● Exercise goal
Below is a listing; reproduce each line of it exactly.
◇ ◇ ◇ ◇ ◇
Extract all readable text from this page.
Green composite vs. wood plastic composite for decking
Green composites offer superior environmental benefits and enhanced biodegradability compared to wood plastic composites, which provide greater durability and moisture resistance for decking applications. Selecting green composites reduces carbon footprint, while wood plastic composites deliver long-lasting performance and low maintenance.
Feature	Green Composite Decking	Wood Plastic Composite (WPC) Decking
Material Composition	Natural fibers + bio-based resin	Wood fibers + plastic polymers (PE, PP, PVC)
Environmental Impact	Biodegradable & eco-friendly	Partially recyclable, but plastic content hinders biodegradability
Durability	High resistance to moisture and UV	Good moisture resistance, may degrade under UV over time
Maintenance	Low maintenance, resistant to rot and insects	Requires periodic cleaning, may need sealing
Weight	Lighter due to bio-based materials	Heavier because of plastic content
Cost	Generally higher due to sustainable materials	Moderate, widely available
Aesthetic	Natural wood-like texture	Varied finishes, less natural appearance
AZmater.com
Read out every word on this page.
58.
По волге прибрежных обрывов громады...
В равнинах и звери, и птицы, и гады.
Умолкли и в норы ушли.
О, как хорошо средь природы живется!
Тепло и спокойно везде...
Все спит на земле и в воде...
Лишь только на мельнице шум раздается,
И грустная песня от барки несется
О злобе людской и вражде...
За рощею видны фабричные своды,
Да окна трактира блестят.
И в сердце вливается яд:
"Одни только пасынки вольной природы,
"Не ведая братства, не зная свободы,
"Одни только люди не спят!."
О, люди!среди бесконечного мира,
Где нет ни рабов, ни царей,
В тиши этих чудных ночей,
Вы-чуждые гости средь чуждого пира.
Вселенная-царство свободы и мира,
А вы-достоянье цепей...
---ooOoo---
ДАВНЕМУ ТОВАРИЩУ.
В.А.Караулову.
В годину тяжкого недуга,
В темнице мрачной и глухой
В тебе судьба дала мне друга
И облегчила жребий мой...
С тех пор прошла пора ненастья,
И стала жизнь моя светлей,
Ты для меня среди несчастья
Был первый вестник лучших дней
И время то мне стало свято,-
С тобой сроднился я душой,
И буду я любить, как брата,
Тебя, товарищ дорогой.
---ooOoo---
◇ ◇ ◇ ◇ ◇
● Exercise result
Extract all readable text from this page.
Green composite vs. wood plastic composite for decking
Green composites offer superior environmental benefits and enhanced biodegradability compared to wood plastic composites, which provide greater durability and moisture resistance for decking applications. Selecting green composites reduces carbon footprint, while wood plastic composites deliver long-lasting performance and low maintenance.
Feature	Green Composite Decking	Wood Plastic Composite (WPC) Decking
Material Composition	Natural fibers + bio-based resin	Wood fibers + plastic polymers (PE, PP, PVC)
Environmental Impact	Biodegradable & eco-friendly	Partially recyclable, but plastic content hinders biodegradability
Durability	High resistance to moisture and UV	Good moisture resistance, may degrade under UV over time
Maintenance	Low maintenance, resistant to rot and insects	Requires periodic cleaning, may need sealing
Weight	Lighter due to bio-based materials	Heavier because of plastic content
Cost	Generally higher due to sustainable materials	Moderate, widely available
Aesthetic	Natural wood-like texture	Varied finishes, less natural appearance
AZmater.com
Read out every word on this page.
58.
По волге прибрежных обрывов громады...
В равнинах и звери, и птицы, и гады.
Умолкли и в норы ушли.
О, как хорошо средь природы живется!
Тепло и спокойно везде...
Все спит на земле и в воде...
Лишь только на мельнице шум раздается,
И грустная песня от барки несется
О злобе людской и вражде...
За рощею видны фабричные своды,
Да окна трактира блестят.
И в сердце вливается яд:
"Одни только пасынки вольной природы,
"Не ведая братства, не зная свободы,
"Одни только люди не спят!."
О, люди!среди бесконечного мира,
Где нет ни рабов, ни царей,
В тиши этих чудных ночей,
Вы-чуждые гости средь чуждого пира.
Вселенная-царство свободы и мира,
А вы-достоянье цепей...
---ooOoo---
ДАВНЕМУ ТОВАРИЩУ.
В.А.Караулову.
В годину тяжкого недуга,
В темнице мрачной и глухой
В тебе судьба дала мне друга
И облегчила жребий мой...
С тех пор прошла пора ненастья,
И стала жизнь моя светлей,
Ты для меня среди несчастья
Был первый вестник лучших дней
И время то мне стало свято,-
С тобой сроднился я душой,
И буду я любить, как брата,
Тебя, товарищ дорогой.
---ooOoo---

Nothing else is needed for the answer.